**Work to be completed:**
Transcribe the records that follow in their entirety, omitting any pictures.

**Data to process:**
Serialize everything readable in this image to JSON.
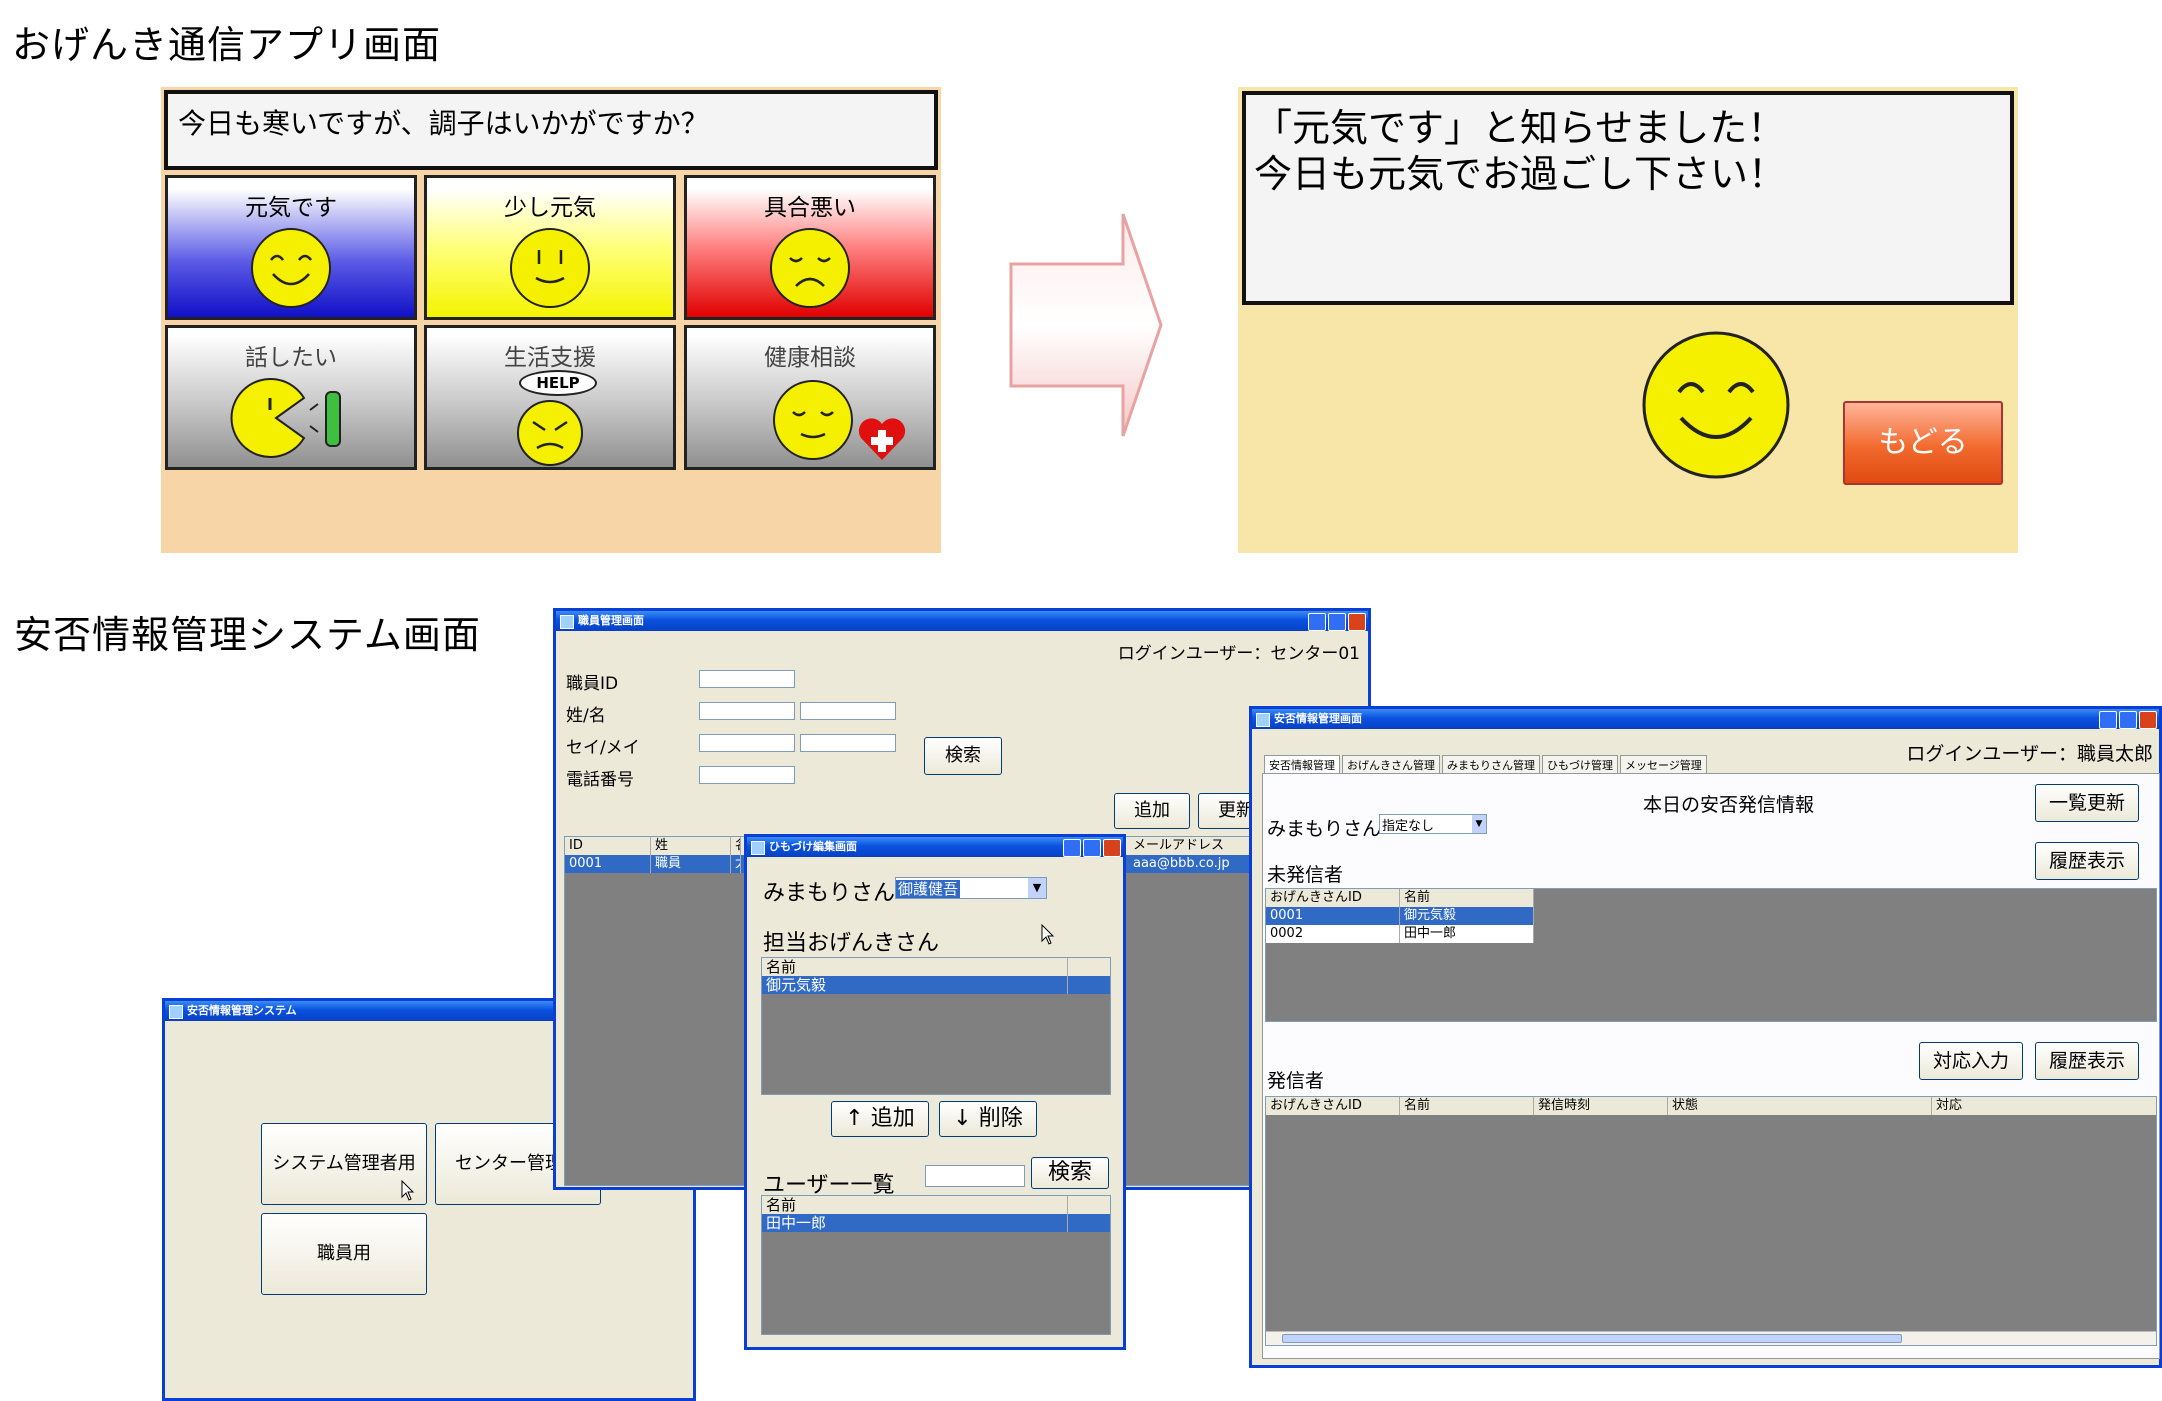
{
  "headings": {
    "app": "おげんき通信アプリ画面",
    "system": "安否情報管理システム画面"
  },
  "app1": {
    "question": "今日も寒いですが、調子はいかがですか？",
    "buttons": [
      "元気です",
      "少し元気",
      "具合悪い",
      "話したい",
      "生活支援",
      "健康相談"
    ],
    "help_label": "HELP"
  },
  "app2": {
    "message_line1": "「元気です」と知らせました！",
    "message_line2": "今日も元気でお過ごし下さい！",
    "back_label": "もどる"
  },
  "colors": {
    "accent_blue": "#0a3fd6",
    "selection": "#316ac5",
    "grid_bg": "#808080"
  },
  "win_login": {
    "title": "安否情報管理システム",
    "btn_system": "システム管理者用",
    "btn_center": "センター管理者",
    "btn_staff": "職員用"
  },
  "win_staff": {
    "title": "職員管理画面",
    "login_user": "ログインユーザー：センター01",
    "label_id": "職員ID",
    "label_name": "姓/名",
    "label_kana": "セイ/メイ",
    "label_phone": "電話番号",
    "search": "検索",
    "add": "追加",
    "update": "更新",
    "cols": [
      "ID",
      "姓",
      "名",
      "メールアドレス"
    ],
    "row": [
      "0001",
      "職員",
      "太",
      "aaa@bbb.co.jp"
    ]
  },
  "win_link": {
    "title": "ひもづけ編集画面",
    "watcher_label": "みまもりさん",
    "watcher_value": "御護健吾",
    "assigned_label": "担当おげんきさん",
    "name_col": "名前",
    "assigned_row": "御元気毅",
    "add_btn": "↑ 追加",
    "del_btn": "↓ 削除",
    "userlist_label": "ユーザー一覧",
    "search": "検索",
    "user_row": "田中一郎"
  },
  "win_main": {
    "title": "安否情報管理画面",
    "tabs": [
      "安否情報管理",
      "おげんきさん管理",
      "みまもりさん管理",
      "ひもづけ管理",
      "メッセージ管理"
    ],
    "login_user": "ログインユーザー：職員太郎",
    "heading": "本日の安否発信情報",
    "refresh": "一覧更新",
    "history": "履歴表示",
    "watcher_label": "みまもりさん",
    "watcher_value": "指定なし",
    "unsent_label": "未発信者",
    "unsent_cols": [
      "おげんきさんID",
      "名前"
    ],
    "unsent_rows": [
      [
        "0001",
        "御元気毅"
      ],
      [
        "0002",
        "田中一郎"
      ]
    ],
    "sent_label": "発信者",
    "respond": "対応入力",
    "history2": "履歴表示",
    "sent_cols": [
      "おげんきさんID",
      "名前",
      "発信時刻",
      "状態",
      "対応"
    ]
  }
}
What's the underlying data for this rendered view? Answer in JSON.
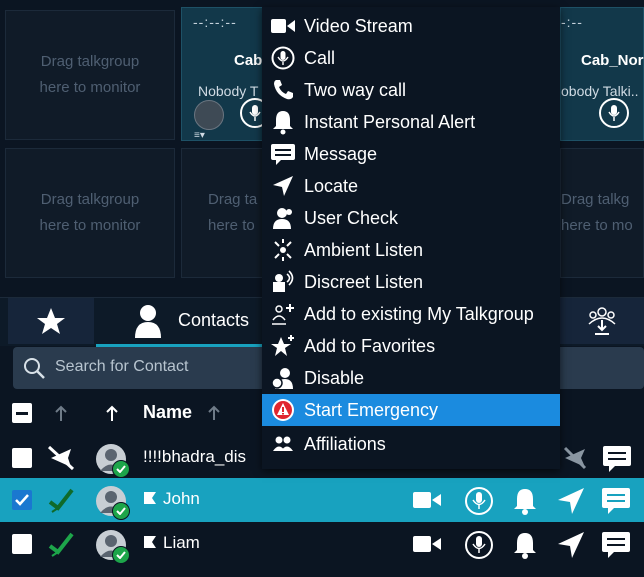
{
  "monitor": {
    "drag_text": "Drag talkgroup\nhere to monitor",
    "drag_text_partial": "Drag ta\nhere to",
    "drag_text_right": "Drag talkg\nhere to mo",
    "tile_left": {
      "time": "--:--:--",
      "name": "Cab",
      "status": "Nobody T"
    },
    "tile_right": {
      "time": "-:--",
      "name": "Cab_Nor",
      "status": "obody Talki.."
    }
  },
  "tabs": {
    "contacts_label": "Contacts"
  },
  "search": {
    "placeholder": "Search for Contact"
  },
  "list": {
    "name_header": "Name",
    "rows": [
      {
        "name": "!!!!bhadra_dis",
        "checked": false,
        "selected": false
      },
      {
        "name": "John",
        "checked": true,
        "selected": true
      },
      {
        "name": "Liam",
        "checked": false,
        "selected": false
      }
    ]
  },
  "menu": {
    "items": [
      {
        "label": "Video Stream",
        "icon": "video-icon"
      },
      {
        "label": "Call",
        "icon": "microphone-icon"
      },
      {
        "label": "Two way call",
        "icon": "phone-icon"
      },
      {
        "label": "Instant Personal Alert",
        "icon": "bell-icon"
      },
      {
        "label": "Message",
        "icon": "message-icon"
      },
      {
        "label": "Locate",
        "icon": "locate-arrow-icon"
      },
      {
        "label": "User Check",
        "icon": "user-check-icon"
      },
      {
        "label": "Ambient Listen",
        "icon": "ambient-listen-icon"
      },
      {
        "label": "Discreet Listen",
        "icon": "discreet-listen-icon"
      },
      {
        "label": "Add to existing My Talkgroup",
        "icon": "add-talkgroup-icon"
      },
      {
        "label": "Add to Favorites",
        "icon": "star-plus-icon"
      },
      {
        "label": "Disable",
        "icon": "disable-user-icon"
      },
      {
        "label": "Start Emergency",
        "icon": "emergency-icon",
        "highlighted": true
      },
      {
        "label": "Affiliations",
        "icon": "affiliations-icon"
      }
    ]
  },
  "colors": {
    "accent": "#18a2bf",
    "menu_highlight": "#1b8bdf",
    "online_green": "#1da54a",
    "emergency_red": "#e0262f"
  }
}
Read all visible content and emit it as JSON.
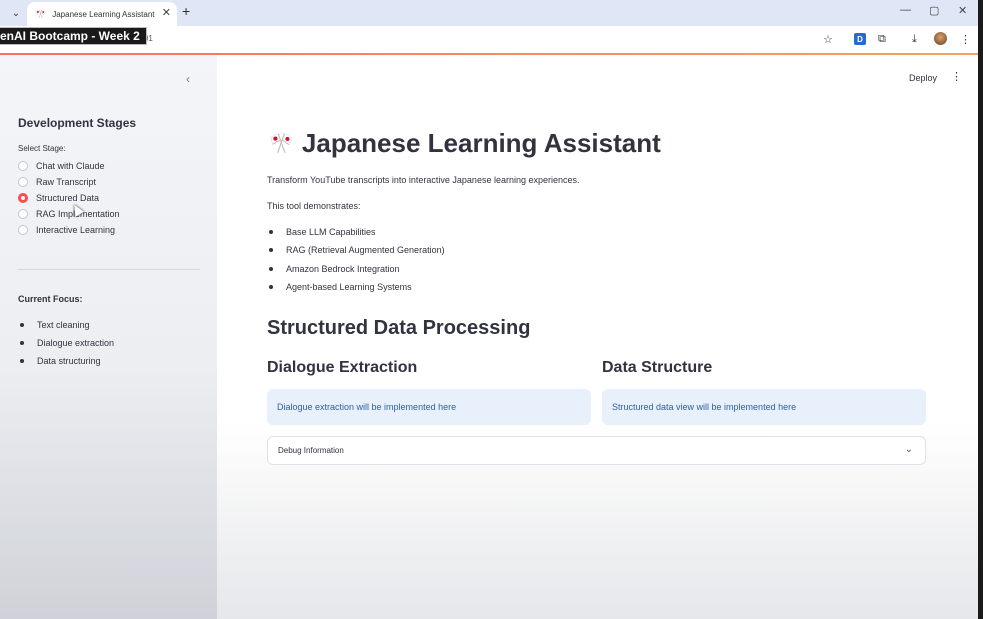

**Answer for this exercise:**
Serialize everything readable in this image to JSON.
{
  "headings": {
    "app": "おげんき通信アプリ画面",
    "system": "安否情報管理システム画面"
  },
  "app1": {
    "question": "今日も寒いですが、調子はいかがですか？",
    "buttons": [
      "元気です",
      "少し元気",
      "具合悪い",
      "話したい",
      "生活支援",
      "健康相談"
    ],
    "help_label": "HELP"
  },
  "app2": {
    "message_line1": "「元気です」と知らせました！",
    "message_line2": "今日も元気でお過ごし下さい！",
    "back_label": "もどる"
  },
  "colors": {
    "accent_blue": "#0a3fd6",
    "selection": "#316ac5",
    "grid_bg": "#808080"
  },
  "win_login": {
    "title": "安否情報管理システム",
    "btn_system": "システム管理者用",
    "btn_center": "センター管理者",
    "btn_staff": "職員用"
  },
  "win_staff": {
    "title": "職員管理画面",
    "login_user": "ログインユーザー：センター01",
    "label_id": "職員ID",
    "label_name": "姓/名",
    "label_kana": "セイ/メイ",
    "label_phone": "電話番号",
    "search": "検索",
    "add": "追加",
    "update": "更新",
    "cols": [
      "ID",
      "姓",
      "名",
      "メールアドレス"
    ],
    "row": [
      "0001",
      "職員",
      "太",
      "aaa@bbb.co.jp"
    ]
  },
  "win_link": {
    "title": "ひもづけ編集画面",
    "watcher_label": "みまもりさん",
    "watcher_value": "御護健吾",
    "assigned_label": "担当おげんきさん",
    "name_col": "名前",
    "assigned_row": "御元気毅",
    "add_btn": "↑ 追加",
    "del_btn": "↓ 削除",
    "userlist_label": "ユーザー一覧",
    "search": "検索",
    "user_row": "田中一郎"
  },
  "win_main": {
    "title": "安否情報管理画面",
    "tabs": [
      "安否情報管理",
      "おげんきさん管理",
      "みまもりさん管理",
      "ひもづけ管理",
      "メッセージ管理"
    ],
    "login_user": "ログインユーザー：職員太郎",
    "heading": "本日の安否発信情報",
    "refresh": "一覧更新",
    "history": "履歴表示",
    "watcher_label": "みまもりさん",
    "watcher_value": "指定なし",
    "unsent_label": "未発信者",
    "unsent_cols": [
      "おげんきさんID",
      "名前"
    ],
    "unsent_rows": [
      [
        "0001",
        "御元気毅"
      ],
      [
        "0002",
        "田中一郎"
      ]
    ],
    "sent_label": "発信者",
    "respond": "対応入力",
    "history2": "履歴表示",
    "sent_cols": [
      "おげんきさんID",
      "名前",
      "発信時刻",
      "状態",
      "対応"
    ]
  }
}
What's the underlying data for this rendered view? Answer in JSON.
{
  "monitor": {
    "drag_text": "Drag talkgroup\nhere to monitor",
    "drag_text_partial": "Drag ta\nhere to",
    "drag_text_right": "Drag talkg\nhere to mo",
    "tile_left": {
      "time": "--:--:--",
      "name": "Cab",
      "status": "Nobody T"
    },
    "tile_right": {
      "time": "-:--",
      "name": "Cab_Nor",
      "status": "obody Talki.."
    }
  },
  "tabs": {
    "contacts_label": "Contacts"
  },
  "search": {
    "placeholder": "Search for Contact"
  },
  "list": {
    "name_header": "Name",
    "rows": [
      {
        "name": "!!!!bhadra_dis",
        "checked": false,
        "selected": false
      },
      {
        "name": "John",
        "checked": true,
        "selected": true
      },
      {
        "name": "Liam",
        "checked": false,
        "selected": false
      }
    ]
  },
  "menu": {
    "items": [
      {
        "label": "Video Stream",
        "icon": "video-icon"
      },
      {
        "label": "Call",
        "icon": "microphone-icon"
      },
      {
        "label": "Two way call",
        "icon": "phone-icon"
      },
      {
        "label": "Instant Personal Alert",
        "icon": "bell-icon"
      },
      {
        "label": "Message",
        "icon": "message-icon"
      },
      {
        "label": "Locate",
        "icon": "locate-arrow-icon"
      },
      {
        "label": "User Check",
        "icon": "user-check-icon"
      },
      {
        "label": "Ambient Listen",
        "icon": "ambient-listen-icon"
      },
      {
        "label": "Discreet Listen",
        "icon": "discreet-listen-icon"
      },
      {
        "label": "Add to existing My Talkgroup",
        "icon": "add-talkgroup-icon"
      },
      {
        "label": "Add to Favorites",
        "icon": "star-plus-icon"
      },
      {
        "label": "Disable",
        "icon": "disable-user-icon"
      },
      {
        "label": "Start Emergency",
        "icon": "emergency-icon",
        "highlighted": true
      },
      {
        "label": "Affiliations",
        "icon": "affiliations-icon"
      }
    ]
  },
  "colors": {
    "accent": "#18a2bf",
    "menu_highlight": "#1b8bdf",
    "online_green": "#1da54a",
    "emergency_red": "#e0262f"
  }
}
Read all visible content and emit it as JSON.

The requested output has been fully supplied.